— BEGIN MATERIAL FOR THIS EXERCISE —

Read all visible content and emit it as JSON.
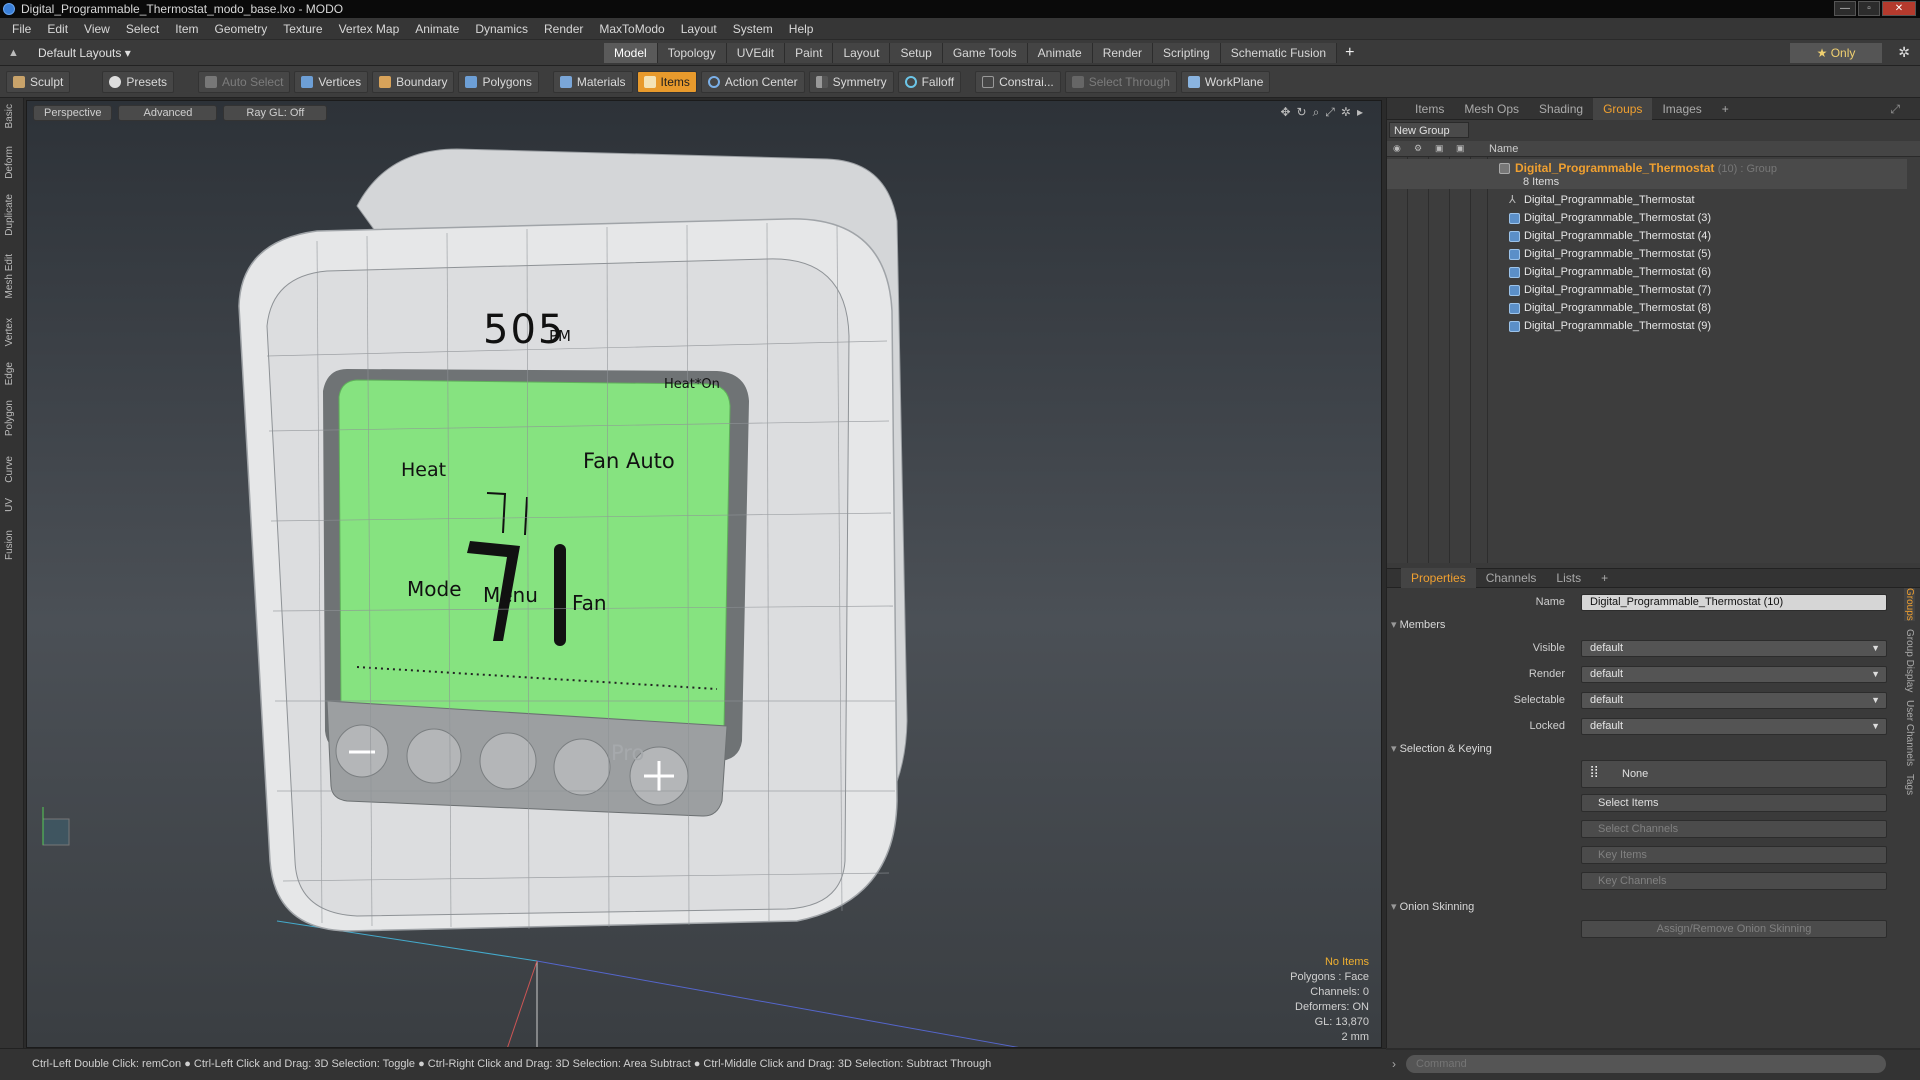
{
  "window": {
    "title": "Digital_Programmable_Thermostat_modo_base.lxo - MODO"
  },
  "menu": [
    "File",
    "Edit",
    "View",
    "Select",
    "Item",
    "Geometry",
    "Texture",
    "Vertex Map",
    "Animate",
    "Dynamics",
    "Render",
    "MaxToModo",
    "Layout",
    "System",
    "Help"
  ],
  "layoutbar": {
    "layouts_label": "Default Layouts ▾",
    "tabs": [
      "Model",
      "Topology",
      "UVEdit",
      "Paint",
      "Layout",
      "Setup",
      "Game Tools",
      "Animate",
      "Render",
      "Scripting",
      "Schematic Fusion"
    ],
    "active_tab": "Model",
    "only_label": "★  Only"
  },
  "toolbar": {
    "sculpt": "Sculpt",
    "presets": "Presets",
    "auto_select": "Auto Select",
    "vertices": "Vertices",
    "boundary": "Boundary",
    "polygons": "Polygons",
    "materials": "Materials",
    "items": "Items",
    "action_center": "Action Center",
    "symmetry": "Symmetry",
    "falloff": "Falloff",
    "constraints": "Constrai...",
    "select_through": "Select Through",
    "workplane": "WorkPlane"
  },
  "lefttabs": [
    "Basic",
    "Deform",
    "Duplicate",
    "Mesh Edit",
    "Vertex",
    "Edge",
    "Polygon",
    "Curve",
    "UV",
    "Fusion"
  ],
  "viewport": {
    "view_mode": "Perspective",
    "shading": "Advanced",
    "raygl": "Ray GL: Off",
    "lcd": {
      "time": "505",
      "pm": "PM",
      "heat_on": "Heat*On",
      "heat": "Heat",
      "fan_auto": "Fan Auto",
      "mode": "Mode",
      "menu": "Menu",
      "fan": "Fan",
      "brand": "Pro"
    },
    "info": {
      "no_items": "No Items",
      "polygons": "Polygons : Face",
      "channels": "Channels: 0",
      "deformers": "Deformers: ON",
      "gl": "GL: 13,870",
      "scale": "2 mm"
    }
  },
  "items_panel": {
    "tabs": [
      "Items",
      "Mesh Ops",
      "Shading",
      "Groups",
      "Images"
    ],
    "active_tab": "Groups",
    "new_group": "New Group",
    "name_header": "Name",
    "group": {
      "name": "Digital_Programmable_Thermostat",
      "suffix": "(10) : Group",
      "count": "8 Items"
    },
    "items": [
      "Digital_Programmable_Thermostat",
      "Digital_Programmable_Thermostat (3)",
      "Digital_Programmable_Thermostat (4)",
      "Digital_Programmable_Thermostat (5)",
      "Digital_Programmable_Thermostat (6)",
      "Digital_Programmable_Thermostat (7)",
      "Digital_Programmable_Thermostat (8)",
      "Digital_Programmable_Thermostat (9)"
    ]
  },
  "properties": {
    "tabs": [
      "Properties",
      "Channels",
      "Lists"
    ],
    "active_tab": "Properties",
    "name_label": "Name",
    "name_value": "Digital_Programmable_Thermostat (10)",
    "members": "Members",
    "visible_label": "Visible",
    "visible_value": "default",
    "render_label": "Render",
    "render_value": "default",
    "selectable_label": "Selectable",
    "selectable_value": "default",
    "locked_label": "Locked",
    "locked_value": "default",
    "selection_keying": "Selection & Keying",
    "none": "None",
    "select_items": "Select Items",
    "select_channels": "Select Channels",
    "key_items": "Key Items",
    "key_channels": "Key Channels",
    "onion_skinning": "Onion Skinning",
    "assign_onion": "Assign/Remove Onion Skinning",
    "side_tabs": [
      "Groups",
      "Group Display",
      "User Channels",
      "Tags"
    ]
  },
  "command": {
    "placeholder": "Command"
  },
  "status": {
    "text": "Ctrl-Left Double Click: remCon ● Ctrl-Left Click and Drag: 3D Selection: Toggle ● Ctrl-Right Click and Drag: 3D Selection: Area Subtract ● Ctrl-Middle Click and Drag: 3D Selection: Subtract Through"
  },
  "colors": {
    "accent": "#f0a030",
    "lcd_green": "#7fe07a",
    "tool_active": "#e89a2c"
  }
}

— END MATERIAL FOR THIS EXERCISE —

=== WHAT YOU ARE ASKED TO DO ===
Please write out all the data again word for word, but not the pictures.

=== OUTPUT FOR THIS EXERCISE ===
Read all visible content and emit it as JSON.
{
  "window": {
    "title": "Digital_Programmable_Thermostat_modo_base.lxo - MODO"
  },
  "menu": [
    "File",
    "Edit",
    "View",
    "Select",
    "Item",
    "Geometry",
    "Texture",
    "Vertex Map",
    "Animate",
    "Dynamics",
    "Render",
    "MaxToModo",
    "Layout",
    "System",
    "Help"
  ],
  "layoutbar": {
    "layouts_label": "Default Layouts ▾",
    "tabs": [
      "Model",
      "Topology",
      "UVEdit",
      "Paint",
      "Layout",
      "Setup",
      "Game Tools",
      "Animate",
      "Render",
      "Scripting",
      "Schematic Fusion"
    ],
    "active_tab": "Model",
    "only_label": "★  Only"
  },
  "toolbar": {
    "sculpt": "Sculpt",
    "presets": "Presets",
    "auto_select": "Auto Select",
    "vertices": "Vertices",
    "boundary": "Boundary",
    "polygons": "Polygons",
    "materials": "Materials",
    "items": "Items",
    "action_center": "Action Center",
    "symmetry": "Symmetry",
    "falloff": "Falloff",
    "constraints": "Constrai...",
    "select_through": "Select Through",
    "workplane": "WorkPlane"
  },
  "lefttabs": [
    "Basic",
    "Deform",
    "Duplicate",
    "Mesh Edit",
    "Vertex",
    "Edge",
    "Polygon",
    "Curve",
    "UV",
    "Fusion"
  ],
  "viewport": {
    "view_mode": "Perspective",
    "shading": "Advanced",
    "raygl": "Ray GL: Off",
    "lcd": {
      "time": "505",
      "pm": "PM",
      "heat_on": "Heat*On",
      "heat": "Heat",
      "fan_auto": "Fan Auto",
      "mode": "Mode",
      "menu": "Menu",
      "fan": "Fan",
      "brand": "Pro"
    },
    "info": {
      "no_items": "No Items",
      "polygons": "Polygons : Face",
      "channels": "Channels: 0",
      "deformers": "Deformers: ON",
      "gl": "GL: 13,870",
      "scale": "2 mm"
    }
  },
  "items_panel": {
    "tabs": [
      "Items",
      "Mesh Ops",
      "Shading",
      "Groups",
      "Images"
    ],
    "active_tab": "Groups",
    "new_group": "New Group",
    "name_header": "Name",
    "group": {
      "name": "Digital_Programmable_Thermostat",
      "suffix": "(10) : Group",
      "count": "8 Items"
    },
    "items": [
      "Digital_Programmable_Thermostat",
      "Digital_Programmable_Thermostat (3)",
      "Digital_Programmable_Thermostat (4)",
      "Digital_Programmable_Thermostat (5)",
      "Digital_Programmable_Thermostat (6)",
      "Digital_Programmable_Thermostat (7)",
      "Digital_Programmable_Thermostat (8)",
      "Digital_Programmable_Thermostat (9)"
    ]
  },
  "properties": {
    "tabs": [
      "Properties",
      "Channels",
      "Lists"
    ],
    "active_tab": "Properties",
    "name_label": "Name",
    "name_value": "Digital_Programmable_Thermostat (10)",
    "members": "Members",
    "visible_label": "Visible",
    "visible_value": "default",
    "render_label": "Render",
    "render_value": "default",
    "selectable_label": "Selectable",
    "selectable_value": "default",
    "locked_label": "Locked",
    "locked_value": "default",
    "selection_keying": "Selection & Keying",
    "none": "None",
    "select_items": "Select Items",
    "select_channels": "Select Channels",
    "key_items": "Key Items",
    "key_channels": "Key Channels",
    "onion_skinning": "Onion Skinning",
    "assign_onion": "Assign/Remove Onion Skinning",
    "side_tabs": [
      "Groups",
      "Group Display",
      "User Channels",
      "Tags"
    ]
  },
  "command": {
    "placeholder": "Command"
  },
  "status": {
    "text": "Ctrl-Left Double Click: remCon ● Ctrl-Left Click and Drag: 3D Selection: Toggle ● Ctrl-Right Click and Drag: 3D Selection: Area Subtract ● Ctrl-Middle Click and Drag: 3D Selection: Subtract Through"
  },
  "colors": {
    "accent": "#f0a030",
    "lcd_green": "#7fe07a",
    "tool_active": "#e89a2c"
  }
}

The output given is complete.